## begin Records for the task
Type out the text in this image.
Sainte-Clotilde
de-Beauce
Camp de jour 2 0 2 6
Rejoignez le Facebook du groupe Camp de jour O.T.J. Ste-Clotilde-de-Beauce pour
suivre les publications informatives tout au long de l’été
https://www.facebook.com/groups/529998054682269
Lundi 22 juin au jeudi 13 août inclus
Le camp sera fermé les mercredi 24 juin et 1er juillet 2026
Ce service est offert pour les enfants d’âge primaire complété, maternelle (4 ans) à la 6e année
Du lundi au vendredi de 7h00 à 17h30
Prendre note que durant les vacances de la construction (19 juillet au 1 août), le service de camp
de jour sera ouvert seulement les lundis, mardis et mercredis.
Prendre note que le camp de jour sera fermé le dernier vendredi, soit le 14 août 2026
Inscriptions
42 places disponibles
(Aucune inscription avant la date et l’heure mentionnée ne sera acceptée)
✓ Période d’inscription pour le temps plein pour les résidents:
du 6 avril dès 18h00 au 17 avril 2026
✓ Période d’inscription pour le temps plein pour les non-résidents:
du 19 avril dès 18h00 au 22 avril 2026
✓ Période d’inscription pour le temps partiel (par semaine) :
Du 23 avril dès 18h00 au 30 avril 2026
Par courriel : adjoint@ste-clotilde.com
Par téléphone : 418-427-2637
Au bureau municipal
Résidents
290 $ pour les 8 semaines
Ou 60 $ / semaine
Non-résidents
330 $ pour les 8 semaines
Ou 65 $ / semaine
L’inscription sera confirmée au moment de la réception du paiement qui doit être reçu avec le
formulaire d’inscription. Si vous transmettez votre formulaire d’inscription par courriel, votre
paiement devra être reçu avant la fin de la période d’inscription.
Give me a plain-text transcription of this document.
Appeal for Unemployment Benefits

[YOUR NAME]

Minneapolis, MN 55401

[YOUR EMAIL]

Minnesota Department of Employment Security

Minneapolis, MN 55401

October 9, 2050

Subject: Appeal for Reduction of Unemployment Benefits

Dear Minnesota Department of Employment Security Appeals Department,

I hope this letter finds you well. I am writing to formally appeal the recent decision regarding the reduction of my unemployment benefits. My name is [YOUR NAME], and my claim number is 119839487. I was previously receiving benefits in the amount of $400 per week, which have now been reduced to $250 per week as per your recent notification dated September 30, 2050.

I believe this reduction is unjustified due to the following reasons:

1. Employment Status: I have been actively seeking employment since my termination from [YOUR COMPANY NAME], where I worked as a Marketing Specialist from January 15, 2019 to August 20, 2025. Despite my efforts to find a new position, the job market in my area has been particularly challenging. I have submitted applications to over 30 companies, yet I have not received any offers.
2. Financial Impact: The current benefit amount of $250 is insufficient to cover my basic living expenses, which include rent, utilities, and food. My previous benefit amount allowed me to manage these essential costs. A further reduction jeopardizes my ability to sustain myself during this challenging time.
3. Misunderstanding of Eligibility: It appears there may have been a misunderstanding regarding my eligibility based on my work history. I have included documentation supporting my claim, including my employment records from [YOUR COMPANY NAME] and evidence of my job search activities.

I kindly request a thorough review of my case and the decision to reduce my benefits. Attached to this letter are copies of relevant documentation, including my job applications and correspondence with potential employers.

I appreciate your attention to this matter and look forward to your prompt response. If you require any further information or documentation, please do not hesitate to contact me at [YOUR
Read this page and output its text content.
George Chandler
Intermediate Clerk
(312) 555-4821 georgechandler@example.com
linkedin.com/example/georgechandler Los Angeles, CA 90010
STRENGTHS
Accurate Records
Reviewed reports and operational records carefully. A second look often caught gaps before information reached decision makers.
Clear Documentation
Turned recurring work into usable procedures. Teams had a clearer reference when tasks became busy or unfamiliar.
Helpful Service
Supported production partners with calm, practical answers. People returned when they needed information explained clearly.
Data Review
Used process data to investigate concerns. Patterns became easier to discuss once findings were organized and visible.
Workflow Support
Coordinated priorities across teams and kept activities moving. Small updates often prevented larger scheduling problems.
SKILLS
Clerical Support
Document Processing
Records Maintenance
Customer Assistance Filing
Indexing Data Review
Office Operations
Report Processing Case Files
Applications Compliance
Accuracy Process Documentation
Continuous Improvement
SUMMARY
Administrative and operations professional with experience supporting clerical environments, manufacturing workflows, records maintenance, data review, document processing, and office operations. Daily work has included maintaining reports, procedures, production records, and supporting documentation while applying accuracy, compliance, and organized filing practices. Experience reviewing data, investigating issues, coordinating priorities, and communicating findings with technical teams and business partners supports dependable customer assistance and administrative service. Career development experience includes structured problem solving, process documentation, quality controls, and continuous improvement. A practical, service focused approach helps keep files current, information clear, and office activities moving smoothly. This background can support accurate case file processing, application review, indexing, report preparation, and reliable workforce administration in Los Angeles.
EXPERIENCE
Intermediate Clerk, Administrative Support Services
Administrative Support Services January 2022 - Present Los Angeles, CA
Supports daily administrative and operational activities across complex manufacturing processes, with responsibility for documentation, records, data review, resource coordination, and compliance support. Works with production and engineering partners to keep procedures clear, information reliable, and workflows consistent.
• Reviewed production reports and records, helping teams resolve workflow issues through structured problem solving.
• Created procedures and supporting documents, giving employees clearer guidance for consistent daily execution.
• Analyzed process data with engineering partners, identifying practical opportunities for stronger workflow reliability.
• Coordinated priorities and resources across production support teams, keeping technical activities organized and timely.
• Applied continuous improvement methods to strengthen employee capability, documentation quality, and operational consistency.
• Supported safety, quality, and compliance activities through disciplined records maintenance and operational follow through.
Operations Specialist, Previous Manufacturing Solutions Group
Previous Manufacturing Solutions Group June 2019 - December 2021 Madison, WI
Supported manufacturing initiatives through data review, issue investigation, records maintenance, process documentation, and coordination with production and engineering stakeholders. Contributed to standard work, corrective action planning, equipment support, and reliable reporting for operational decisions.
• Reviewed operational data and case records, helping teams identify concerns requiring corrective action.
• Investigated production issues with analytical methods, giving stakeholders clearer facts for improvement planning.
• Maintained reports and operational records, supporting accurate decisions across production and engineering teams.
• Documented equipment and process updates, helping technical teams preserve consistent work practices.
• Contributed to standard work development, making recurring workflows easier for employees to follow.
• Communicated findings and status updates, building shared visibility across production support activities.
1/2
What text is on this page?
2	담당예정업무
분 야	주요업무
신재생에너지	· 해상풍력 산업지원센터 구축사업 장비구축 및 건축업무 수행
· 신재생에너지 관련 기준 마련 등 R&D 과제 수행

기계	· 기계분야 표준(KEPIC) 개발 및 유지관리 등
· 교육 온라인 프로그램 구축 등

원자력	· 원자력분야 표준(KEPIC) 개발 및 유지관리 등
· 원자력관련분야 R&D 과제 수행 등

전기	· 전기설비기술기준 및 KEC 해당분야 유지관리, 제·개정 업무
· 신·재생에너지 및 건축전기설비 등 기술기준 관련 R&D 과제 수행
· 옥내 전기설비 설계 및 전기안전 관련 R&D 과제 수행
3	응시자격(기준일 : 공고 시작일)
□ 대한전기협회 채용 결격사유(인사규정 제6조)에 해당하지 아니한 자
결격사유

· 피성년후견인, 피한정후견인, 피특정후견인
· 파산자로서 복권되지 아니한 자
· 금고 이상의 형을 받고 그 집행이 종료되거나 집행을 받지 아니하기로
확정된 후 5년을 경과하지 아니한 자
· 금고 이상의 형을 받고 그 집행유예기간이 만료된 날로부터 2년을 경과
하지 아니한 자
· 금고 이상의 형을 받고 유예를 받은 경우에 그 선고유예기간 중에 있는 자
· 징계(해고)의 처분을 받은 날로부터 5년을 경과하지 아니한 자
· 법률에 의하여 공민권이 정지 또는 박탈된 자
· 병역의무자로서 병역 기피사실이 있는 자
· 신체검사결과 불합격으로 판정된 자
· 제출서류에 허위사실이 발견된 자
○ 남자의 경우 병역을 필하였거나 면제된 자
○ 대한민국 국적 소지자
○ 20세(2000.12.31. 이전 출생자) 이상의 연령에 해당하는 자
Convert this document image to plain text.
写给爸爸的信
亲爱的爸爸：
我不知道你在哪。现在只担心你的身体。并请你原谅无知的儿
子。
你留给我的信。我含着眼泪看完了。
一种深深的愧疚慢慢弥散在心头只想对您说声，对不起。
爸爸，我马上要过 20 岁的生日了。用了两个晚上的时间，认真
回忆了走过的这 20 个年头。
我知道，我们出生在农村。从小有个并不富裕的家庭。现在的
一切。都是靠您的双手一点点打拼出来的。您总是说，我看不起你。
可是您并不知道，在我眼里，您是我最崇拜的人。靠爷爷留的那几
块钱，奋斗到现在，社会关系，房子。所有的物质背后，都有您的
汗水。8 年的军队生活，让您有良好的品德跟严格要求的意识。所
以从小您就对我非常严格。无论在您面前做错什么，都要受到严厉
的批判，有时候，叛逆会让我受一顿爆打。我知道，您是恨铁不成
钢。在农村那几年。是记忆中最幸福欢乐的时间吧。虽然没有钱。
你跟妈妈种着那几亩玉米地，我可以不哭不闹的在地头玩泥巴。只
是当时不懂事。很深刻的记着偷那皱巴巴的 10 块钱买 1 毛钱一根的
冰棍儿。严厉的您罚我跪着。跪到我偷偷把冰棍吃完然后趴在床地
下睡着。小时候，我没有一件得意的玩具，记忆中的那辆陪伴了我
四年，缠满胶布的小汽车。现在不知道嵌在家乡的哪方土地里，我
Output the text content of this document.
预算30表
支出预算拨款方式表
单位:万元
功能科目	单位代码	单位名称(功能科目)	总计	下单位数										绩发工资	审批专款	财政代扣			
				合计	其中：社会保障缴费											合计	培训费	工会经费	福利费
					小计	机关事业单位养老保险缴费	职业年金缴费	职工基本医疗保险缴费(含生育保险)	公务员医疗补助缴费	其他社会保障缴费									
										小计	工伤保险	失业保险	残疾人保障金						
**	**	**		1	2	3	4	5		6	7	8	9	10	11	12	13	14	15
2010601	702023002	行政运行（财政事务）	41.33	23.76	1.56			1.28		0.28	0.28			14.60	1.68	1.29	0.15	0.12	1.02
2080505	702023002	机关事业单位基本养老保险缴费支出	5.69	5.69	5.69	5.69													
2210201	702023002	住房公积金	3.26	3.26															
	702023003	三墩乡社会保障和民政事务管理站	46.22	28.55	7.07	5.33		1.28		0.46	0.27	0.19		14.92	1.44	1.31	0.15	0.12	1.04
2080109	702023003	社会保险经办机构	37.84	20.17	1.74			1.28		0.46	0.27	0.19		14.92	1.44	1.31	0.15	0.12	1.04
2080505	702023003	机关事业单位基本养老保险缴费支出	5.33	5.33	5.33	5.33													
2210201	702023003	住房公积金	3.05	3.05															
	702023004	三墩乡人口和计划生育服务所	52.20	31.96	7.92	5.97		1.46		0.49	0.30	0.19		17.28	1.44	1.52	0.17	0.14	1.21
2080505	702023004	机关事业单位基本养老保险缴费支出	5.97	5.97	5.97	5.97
## end Records for the task
Goal: Only the lines from the one containing "Convert this document image to plain text." to the end of the records should be repeated, exactly as they appear.

The output:
Convert this document image to plain text.
写给爸爸的信
亲爱的爸爸：
我不知道你在哪。现在只担心你的身体。并请你原谅无知的儿
子。
你留给我的信。我含着眼泪看完了。
一种深深的愧疚慢慢弥散在心头只想对您说声，对不起。
爸爸，我马上要过 20 岁的生日了。用了两个晚上的时间，认真
回忆了走过的这 20 个年头。
我知道，我们出生在农村。从小有个并不富裕的家庭。现在的
一切。都是靠您的双手一点点打拼出来的。您总是说，我看不起你。
可是您并不知道，在我眼里，您是我最崇拜的人。靠爷爷留的那几
块钱，奋斗到现在，社会关系，房子。所有的物质背后，都有您的
汗水。8 年的军队生活，让您有良好的品德跟严格要求的意识。所
以从小您就对我非常严格。无论在您面前做错什么，都要受到严厉
的批判，有时候，叛逆会让我受一顿爆打。我知道，您是恨铁不成
钢。在农村那几年。是记忆中最幸福欢乐的时间吧。虽然没有钱。
你跟妈妈种着那几亩玉米地，我可以不哭不闹的在地头玩泥巴。只
是当时不懂事。很深刻的记着偷那皱巴巴的 10 块钱买 1 毛钱一根的
冰棍儿。严厉的您罚我跪着。跪到我偷偷把冰棍吃完然后趴在床地
下睡着。小时候，我没有一件得意的玩具，记忆中的那辆陪伴了我
四年，缠满胶布的小汽车。现在不知道嵌在家乡的哪方土地里，我
Output the text content of this document.
预算30表
支出预算拨款方式表
单位:万元
功能科目	单位代码	单位名称(功能科目)	总计	下单位数										绩发工资	审批专款	财政代扣			
				合计	其中：社会保障缴费											合计	培训费	工会经费	福利费
					小计	机关事业单位养老保险缴费	职业年金缴费	职工基本医疗保险缴费(含生育保险)	公务员医疗补助缴费	其他社会保障缴费									
										小计	工伤保险	失业保险	残疾人保障金						
**	**	**		1	2	3	4	5		6	7	8	9	10	11	12	13	14	15
2010601	702023002	行政运行（财政事务）	41.33	23.76	1.56			1.28		0.28	0.28			14.60	1.68	1.29	0.15	0.12	1.02
2080505	702023002	机关事业单位基本养老保险缴费支出	5.69	5.69	5.69	5.69													
2210201	702023002	住房公积金	3.26	3.26															
	702023003	三墩乡社会保障和民政事务管理站	46.22	28.55	7.07	5.33		1.28		0.46	0.27	0.19		14.92	1.44	1.31	0.15	0.12	1.04
2080109	702023003	社会保险经办机构	37.84	20.17	1.74			1.28		0.46	0.27	0.19		14.92	1.44	1.31	0.15	0.12	1.04
2080505	702023003	机关事业单位基本养老保险缴费支出	5.33	5.33	5.33	5.33													
2210201	702023003	住房公积金	3.05	3.05															
	702023004	三墩乡人口和计划生育服务所	52.20	31.96	7.92	5.97		1.46		0.49	0.30	0.19		17.28	1.44	1.52	0.17	0.14	1.21
2080505	702023004	机关事业单位基本养老保险缴费支出	5.97	5.97	5.97	5.97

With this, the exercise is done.